* **DATA ROWS**
»»

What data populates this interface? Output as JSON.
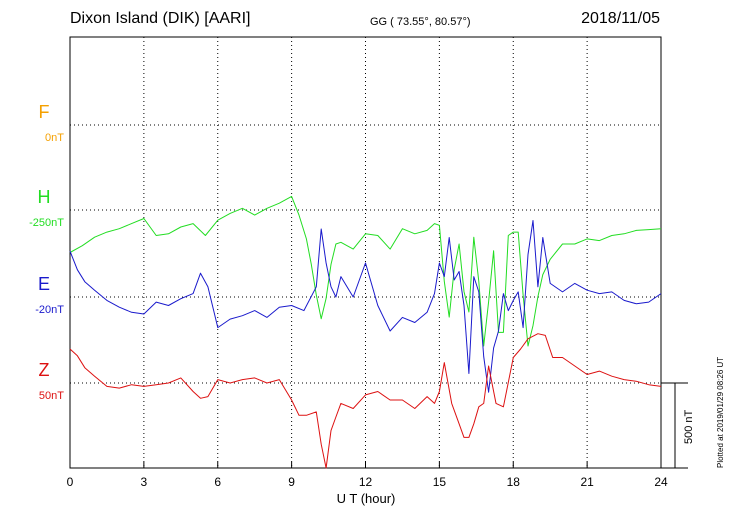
{
  "header": {
    "station": "Dixon Island (DIK)  [AARI]",
    "coords": "GG ( 73.55°,  80.57°)",
    "date": "2018/11/05"
  },
  "footer": {
    "plotted": "Plotted at 2019/01/29 08:26 UT"
  },
  "colors": {
    "F": "#f5a000",
    "H": "#22dd22",
    "E": "#1a1acc",
    "Z": "#dd1111"
  },
  "chart_data": {
    "type": "line",
    "xlabel": "U T (hour)",
    "xlim": [
      0,
      24
    ],
    "xticks": [
      "0",
      "3",
      "6",
      "9",
      "12",
      "15",
      "18",
      "21",
      "24"
    ],
    "scale_bar_label": "500 nT",
    "scale_bar_nT": 500,
    "series": [
      {
        "name": "F",
        "baseline_label": "0nT",
        "color": "#f5a000",
        "x": [],
        "y": []
      },
      {
        "name": "H",
        "baseline_label": "-250nT",
        "color": "#22dd22",
        "x": [
          0,
          0.5,
          1,
          1.5,
          2,
          2.5,
          3,
          3.5,
          4,
          4.5,
          5,
          5.5,
          6,
          6.5,
          7,
          7.5,
          8,
          8.5,
          9,
          9.3,
          9.6,
          9.8,
          10,
          10.2,
          10.4,
          10.6,
          10.8,
          11,
          11.5,
          12,
          12.5,
          13,
          13.5,
          14,
          14.5,
          14.8,
          15,
          15.2,
          15.4,
          15.6,
          15.8,
          16,
          16.2,
          16.4,
          16.6,
          16.8,
          17,
          17.2,
          17.4,
          17.6,
          17.8,
          18,
          18.2,
          18.4,
          18.6,
          18.8,
          19,
          19.2,
          19.5,
          20,
          20.5,
          21,
          21.5,
          22,
          22.5,
          23,
          23.5,
          24
        ],
        "y": [
          -250,
          -210,
          -160,
          -130,
          -110,
          -80,
          -50,
          -150,
          -140,
          -100,
          -80,
          -150,
          -60,
          -20,
          10,
          -30,
          10,
          40,
          80,
          -30,
          -170,
          -320,
          -500,
          -640,
          -520,
          -320,
          -200,
          -190,
          -230,
          -140,
          -150,
          -230,
          -110,
          -140,
          -120,
          -80,
          -90,
          -420,
          -630,
          -350,
          -200,
          -480,
          -600,
          -160,
          -420,
          -800,
          -540,
          -240,
          -720,
          -720,
          -150,
          -130,
          -130,
          -500,
          -800,
          -680,
          -510,
          -380,
          -290,
          -200,
          -200,
          -170,
          -180,
          -150,
          -140,
          -120,
          -115,
          -110
        ]
      },
      {
        "name": "E",
        "baseline_label": "-20nT",
        "color": "#1a1acc",
        "x": [
          0,
          0.3,
          0.6,
          1,
          1.5,
          2,
          2.5,
          3,
          3.5,
          4,
          4.5,
          5,
          5.3,
          5.6,
          6,
          6.5,
          7,
          7.5,
          8,
          8.5,
          9,
          9.5,
          10,
          10.2,
          10.4,
          10.6,
          10.8,
          11,
          11.5,
          12,
          12.5,
          13,
          13.5,
          14,
          14.5,
          14.8,
          15,
          15.2,
          15.4,
          15.6,
          15.8,
          16,
          16.2,
          16.4,
          16.6,
          16.8,
          17,
          17.2,
          17.4,
          17.6,
          17.8,
          18,
          18.2,
          18.4,
          18.6,
          18.8,
          19,
          19.2,
          19.5,
          20,
          20.5,
          21,
          21.5,
          22,
          22.5,
          23,
          23.5,
          24
        ],
        "y": [
          270,
          160,
          90,
          40,
          -20,
          -60,
          -90,
          -100,
          -30,
          -50,
          -10,
          20,
          140,
          60,
          -180,
          -130,
          -110,
          -80,
          -120,
          -60,
          -50,
          -80,
          60,
          400,
          200,
          60,
          0,
          120,
          0,
          200,
          -50,
          -200,
          -120,
          -150,
          -90,
          20,
          200,
          120,
          350,
          100,
          150,
          -50,
          -450,
          120,
          30,
          -350,
          -560,
          -300,
          -200,
          20,
          -80,
          -20,
          30,
          -180,
          250,
          450,
          60,
          350,
          80,
          30,
          80,
          40,
          20,
          30,
          -20,
          -40,
          -30,
          20
        ]
      },
      {
        "name": "Z",
        "baseline_label": "50nT",
        "color": "#dd1111",
        "x": [
          0,
          0.3,
          0.6,
          1,
          1.5,
          2,
          2.5,
          3,
          3.5,
          4,
          4.5,
          5,
          5.3,
          5.6,
          6,
          6.5,
          7,
          7.5,
          8,
          8.5,
          9,
          9.3,
          9.6,
          10,
          10.2,
          10.4,
          10.6,
          10.8,
          11,
          11.5,
          12,
          12.5,
          13,
          13.5,
          14,
          14.5,
          14.8,
          15,
          15.2,
          15.5,
          15.8,
          16,
          16.2,
          16.4,
          16.6,
          16.8,
          17,
          17.3,
          17.6,
          18,
          18.3,
          18.6,
          19,
          19.3,
          19.6,
          20,
          20.5,
          21,
          21.5,
          22,
          22.5,
          23,
          23.5,
          24
        ],
        "y": [
          200,
          160,
          90,
          40,
          -20,
          -30,
          -10,
          -20,
          -10,
          0,
          30,
          -50,
          -90,
          -80,
          20,
          0,
          20,
          30,
          0,
          20,
          -100,
          -190,
          -190,
          -170,
          -360,
          -500,
          -280,
          -200,
          -120,
          -150,
          -70,
          -50,
          -100,
          -100,
          -150,
          -80,
          -120,
          -50,
          120,
          -120,
          -240,
          -320,
          -320,
          -240,
          -140,
          -120,
          100,
          -120,
          -140,
          150,
          200,
          260,
          290,
          280,
          150,
          150,
          100,
          50,
          70,
          40,
          20,
          10,
          -10,
          -20
        ]
      }
    ]
  }
}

««

* **WHAT THE TASK ASKS**
Pictures are to be left out; all else in the entries above is to be quoted exactly.

* **OUTPUT OF THE TASK**
What data populates this interface? Output as JSON.
{
  "header": {
    "station": "Dixon Island (DIK)  [AARI]",
    "coords": "GG ( 73.55°,  80.57°)",
    "date": "2018/11/05"
  },
  "footer": {
    "plotted": "Plotted at 2019/01/29 08:26 UT"
  },
  "colors": {
    "F": "#f5a000",
    "H": "#22dd22",
    "E": "#1a1acc",
    "Z": "#dd1111"
  },
  "chart_data": {
    "type": "line",
    "xlabel": "U T (hour)",
    "xlim": [
      0,
      24
    ],
    "xticks": [
      "0",
      "3",
      "6",
      "9",
      "12",
      "15",
      "18",
      "21",
      "24"
    ],
    "scale_bar_label": "500 nT",
    "scale_bar_nT": 500,
    "series": [
      {
        "name": "F",
        "baseline_label": "0nT",
        "color": "#f5a000",
        "x": [],
        "y": []
      },
      {
        "name": "H",
        "baseline_label": "-250nT",
        "color": "#22dd22",
        "x": [
          0,
          0.5,
          1,
          1.5,
          2,
          2.5,
          3,
          3.5,
          4,
          4.5,
          5,
          5.5,
          6,
          6.5,
          7,
          7.5,
          8,
          8.5,
          9,
          9.3,
          9.6,
          9.8,
          10,
          10.2,
          10.4,
          10.6,
          10.8,
          11,
          11.5,
          12,
          12.5,
          13,
          13.5,
          14,
          14.5,
          14.8,
          15,
          15.2,
          15.4,
          15.6,
          15.8,
          16,
          16.2,
          16.4,
          16.6,
          16.8,
          17,
          17.2,
          17.4,
          17.6,
          17.8,
          18,
          18.2,
          18.4,
          18.6,
          18.8,
          19,
          19.2,
          19.5,
          20,
          20.5,
          21,
          21.5,
          22,
          22.5,
          23,
          23.5,
          24
        ],
        "y": [
          -250,
          -210,
          -160,
          -130,
          -110,
          -80,
          -50,
          -150,
          -140,
          -100,
          -80,
          -150,
          -60,
          -20,
          10,
          -30,
          10,
          40,
          80,
          -30,
          -170,
          -320,
          -500,
          -640,
          -520,
          -320,
          -200,
          -190,
          -230,
          -140,
          -150,
          -230,
          -110,
          -140,
          -120,
          -80,
          -90,
          -420,
          -630,
          -350,
          -200,
          -480,
          -600,
          -160,
          -420,
          -800,
          -540,
          -240,
          -720,
          -720,
          -150,
          -130,
          -130,
          -500,
          -800,
          -680,
          -510,
          -380,
          -290,
          -200,
          -200,
          -170,
          -180,
          -150,
          -140,
          -120,
          -115,
          -110
        ]
      },
      {
        "name": "E",
        "baseline_label": "-20nT",
        "color": "#1a1acc",
        "x": [
          0,
          0.3,
          0.6,
          1,
          1.5,
          2,
          2.5,
          3,
          3.5,
          4,
          4.5,
          5,
          5.3,
          5.6,
          6,
          6.5,
          7,
          7.5,
          8,
          8.5,
          9,
          9.5,
          10,
          10.2,
          10.4,
          10.6,
          10.8,
          11,
          11.5,
          12,
          12.5,
          13,
          13.5,
          14,
          14.5,
          14.8,
          15,
          15.2,
          15.4,
          15.6,
          15.8,
          16,
          16.2,
          16.4,
          16.6,
          16.8,
          17,
          17.2,
          17.4,
          17.6,
          17.8,
          18,
          18.2,
          18.4,
          18.6,
          18.8,
          19,
          19.2,
          19.5,
          20,
          20.5,
          21,
          21.5,
          22,
          22.5,
          23,
          23.5,
          24
        ],
        "y": [
          270,
          160,
          90,
          40,
          -20,
          -60,
          -90,
          -100,
          -30,
          -50,
          -10,
          20,
          140,
          60,
          -180,
          -130,
          -110,
          -80,
          -120,
          -60,
          -50,
          -80,
          60,
          400,
          200,
          60,
          0,
          120,
          0,
          200,
          -50,
          -200,
          -120,
          -150,
          -90,
          20,
          200,
          120,
          350,
          100,
          150,
          -50,
          -450,
          120,
          30,
          -350,
          -560,
          -300,
          -200,
          20,
          -80,
          -20,
          30,
          -180,
          250,
          450,
          60,
          350,
          80,
          30,
          80,
          40,
          20,
          30,
          -20,
          -40,
          -30,
          20
        ]
      },
      {
        "name": "Z",
        "baseline_label": "50nT",
        "color": "#dd1111",
        "x": [
          0,
          0.3,
          0.6,
          1,
          1.5,
          2,
          2.5,
          3,
          3.5,
          4,
          4.5,
          5,
          5.3,
          5.6,
          6,
          6.5,
          7,
          7.5,
          8,
          8.5,
          9,
          9.3,
          9.6,
          10,
          10.2,
          10.4,
          10.6,
          10.8,
          11,
          11.5,
          12,
          12.5,
          13,
          13.5,
          14,
          14.5,
          14.8,
          15,
          15.2,
          15.5,
          15.8,
          16,
          16.2,
          16.4,
          16.6,
          16.8,
          17,
          17.3,
          17.6,
          18,
          18.3,
          18.6,
          19,
          19.3,
          19.6,
          20,
          20.5,
          21,
          21.5,
          22,
          22.5,
          23,
          23.5,
          24
        ],
        "y": [
          200,
          160,
          90,
          40,
          -20,
          -30,
          -10,
          -20,
          -10,
          0,
          30,
          -50,
          -90,
          -80,
          20,
          0,
          20,
          30,
          0,
          20,
          -100,
          -190,
          -190,
          -170,
          -360,
          -500,
          -280,
          -200,
          -120,
          -150,
          -70,
          -50,
          -100,
          -100,
          -150,
          -80,
          -120,
          -50,
          120,
          -120,
          -240,
          -320,
          -320,
          -240,
          -140,
          -120,
          100,
          -120,
          -140,
          150,
          200,
          260,
          290,
          280,
          150,
          150,
          100,
          50,
          70,
          40,
          20,
          10,
          -10,
          -20
        ]
      }
    ]
  }
}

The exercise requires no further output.